-- Opening Marker --

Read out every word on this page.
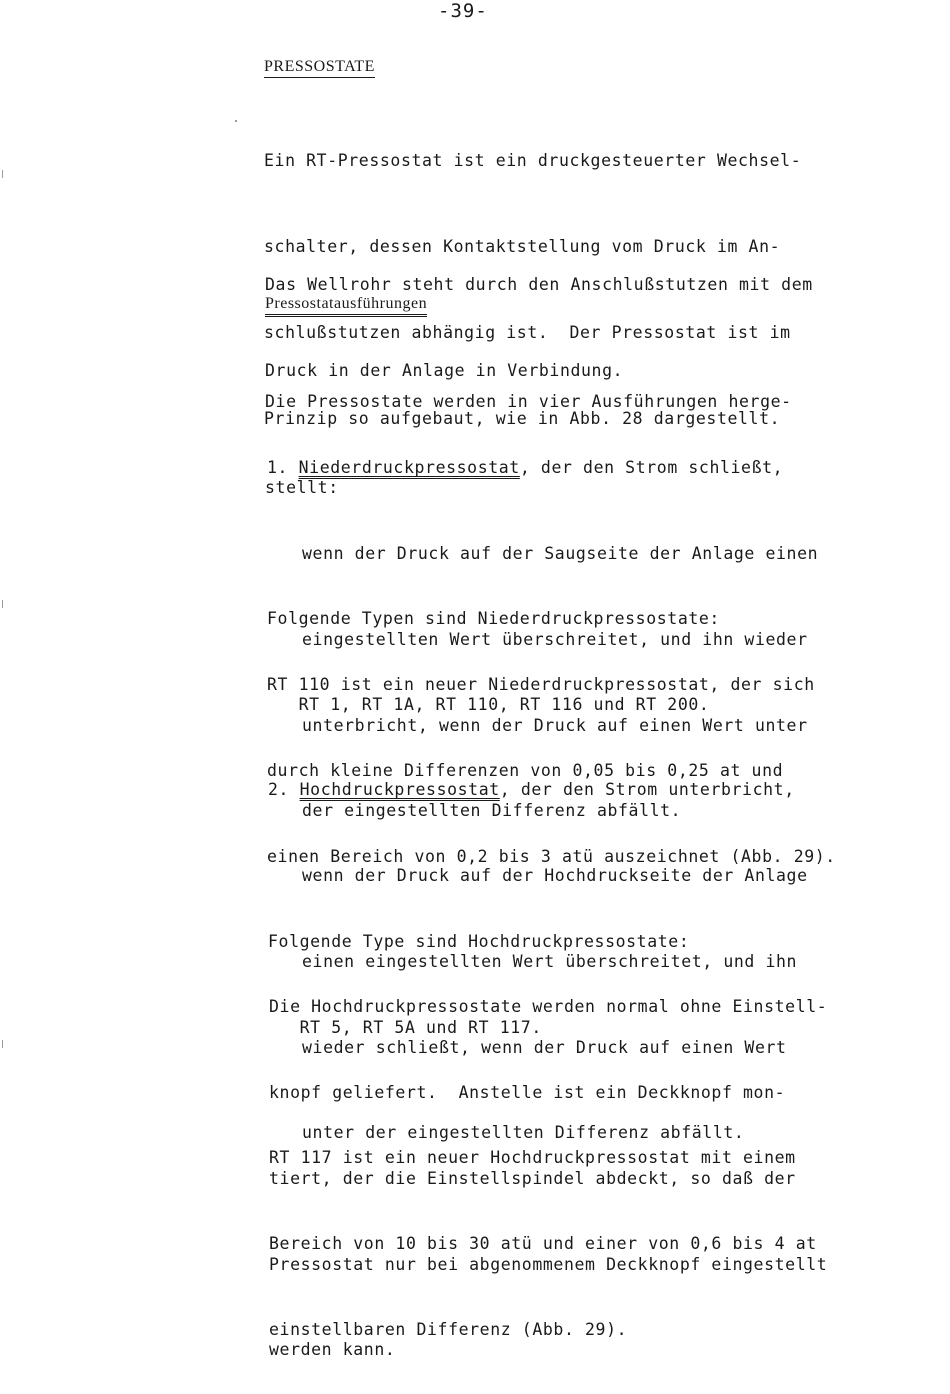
-39-
PRESSOSTATE

Ein RT-Pressostat ist ein druckgesteuerter Wechsel-

schalter, dessen Kontaktstellung vom Druck im An-

schlußstutzen abhängig ist.  Der Pressostat ist im

Prinzip so aufgebaut, wie in Abb. 28 dargestellt.

Das Wellrohr steht durch den Anschlußstutzen mit dem

Druck in der Anlage in Verbindung.

Pressostatausführungen

Die Pressostate werden in vier Ausführungen herge-

stellt:

1. Niederdruckpressostat, der den Strom schließt,

wenn der Druck auf der Saugseite der Anlage einen

eingestellten Wert überschreitet, und ihn wieder

unterbricht, wenn der Druck auf einen Wert unter

der eingestellten Differenz abfällt.

Folgende Typen sind Niederdruckpressostate:

RT 1, RT 1A, RT 110, RT 116 und RT 200.

RT 110 ist ein neuer Niederdruckpressostat, der sich

durch kleine Differenzen von 0,05 bis 0,25 at und

einen Bereich von 0,2 bis 3 atü auszeichnet (Abb. 29).

2. Hochdruckpressostat, der den Strom unterbricht,

wenn der Druck auf der Hochdruckseite der Anlage

einen eingestellten Wert überschreitet, und ihn

wieder schließt, wenn der Druck auf einen Wert

unter der eingestellten Differenz abfällt.

Folgende Type sind Hochdruckpressostate:

RT 5, RT 5A und RT 117.

Die Hochdruckpressostate werden normal ohne Einstell-

knopf geliefert.  Anstelle ist ein Deckknopf mon-

tiert, der die Einstellspindel abdeckt, so daß der

Pressostat nur bei abgenommenem Deckknopf eingestellt

werden kann.

RT 117 ist ein neuer Hochdruckpressostat mit einem

Bereich von 10 bis 30 atü und einer von 0,6 bis 4 at

einstellbaren Differenz (Abb. 29).
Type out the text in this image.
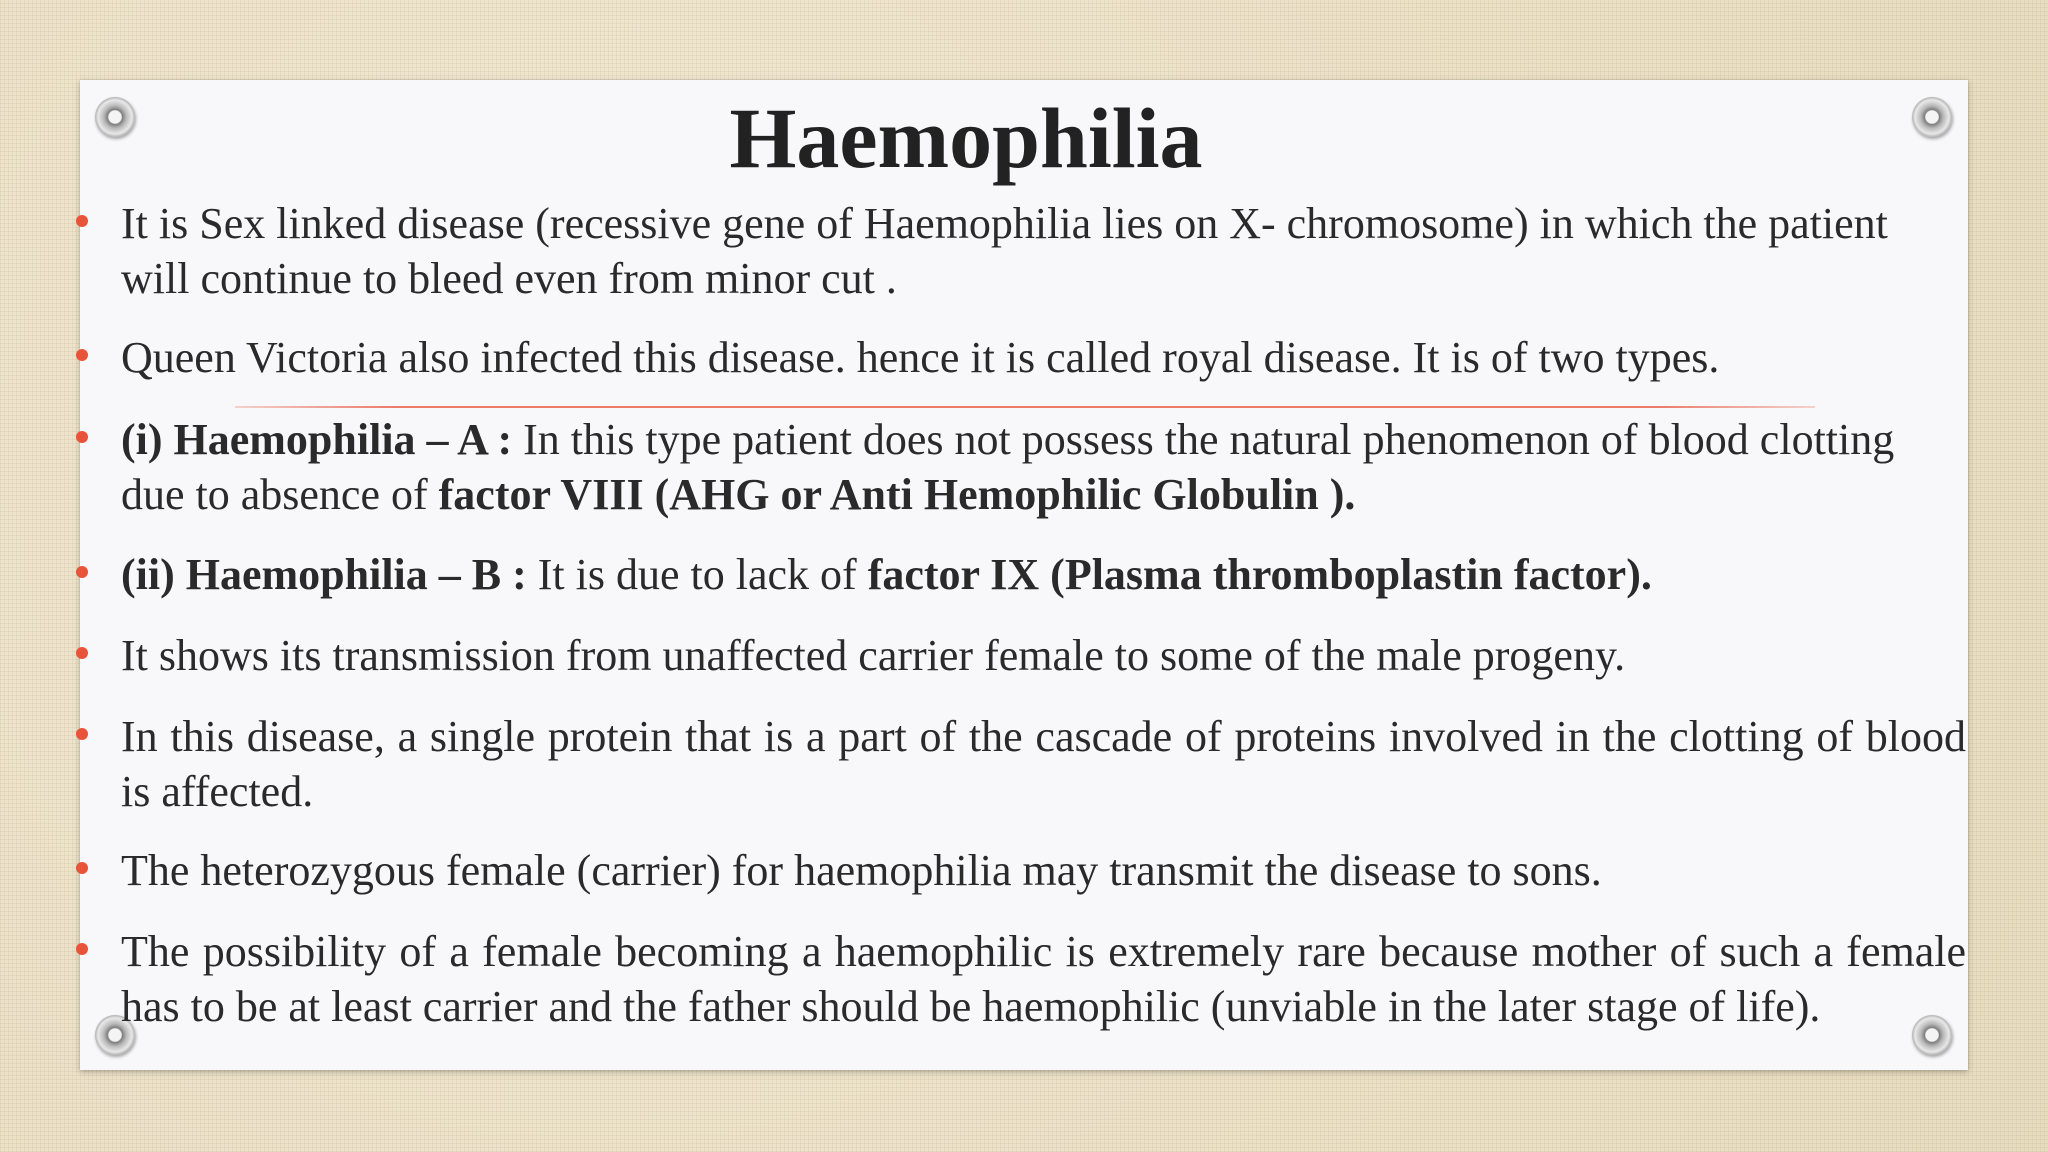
Haemophilia
It is Sex linked disease (recessive gene of Haemophilia lies on X- chromosome) in which the patient will continue to bleed even from minor cut .
Queen Victoria also infected this disease. hence it is called royal disease. It is of two types.
(i) Haemophilia – A : In this type patient does not possess the natural phenomenon of blood clotting due to absence of factor VIII (AHG or Anti Hemophilic Globulin ).
(ii) Haemophilia – B : It is due to lack of factor IX (Plasma thromboplastin factor).
It shows its transmission from unaffected carrier female to some of the male progeny.
In this disease, a single protein that is a part of the cascade of proteins involved in the clotting of blood is affected.
The heterozygous female (carrier) for haemophilia may transmit the disease to sons.
The possibility of a female becoming a haemophilic is extremely rare because mother of such a female has to be at least carrier and the father should be haemophilic (unviable in the later stage of life).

-- Closing Marker --

◆ **DIRECTIONS**: Give again exactly the lines from the one holding "Type out the text in this image." to the final line of the records, both ends included; any pictures stay out.

◆ **ANSWER BELOW**:
Type out the text in this image.
Haemophilia
It is Sex linked disease (recessive gene of Haemophilia lies on X- chromosome) in which the patient will continue to bleed even from minor cut .
Queen Victoria also infected this disease. hence it is called royal disease. It is of two types.
(i) Haemophilia – A : In this type patient does not possess the natural phenomenon of blood clotting due to absence of factor VIII (AHG or Anti Hemophilic Globulin ).
(ii) Haemophilia – B : It is due to lack of factor IX (Plasma thromboplastin factor).
It shows its transmission from unaffected carrier female to some of the male progeny.
In this disease, a single protein that is a part of the cascade of proteins involved in the clotting of blood is affected.
The heterozygous female (carrier) for haemophilia may transmit the disease to sons.
The possibility of a female becoming a haemophilic is extremely rare because mother of such a female has to be at least carrier and the father should be haemophilic (unviable in the later stage of life).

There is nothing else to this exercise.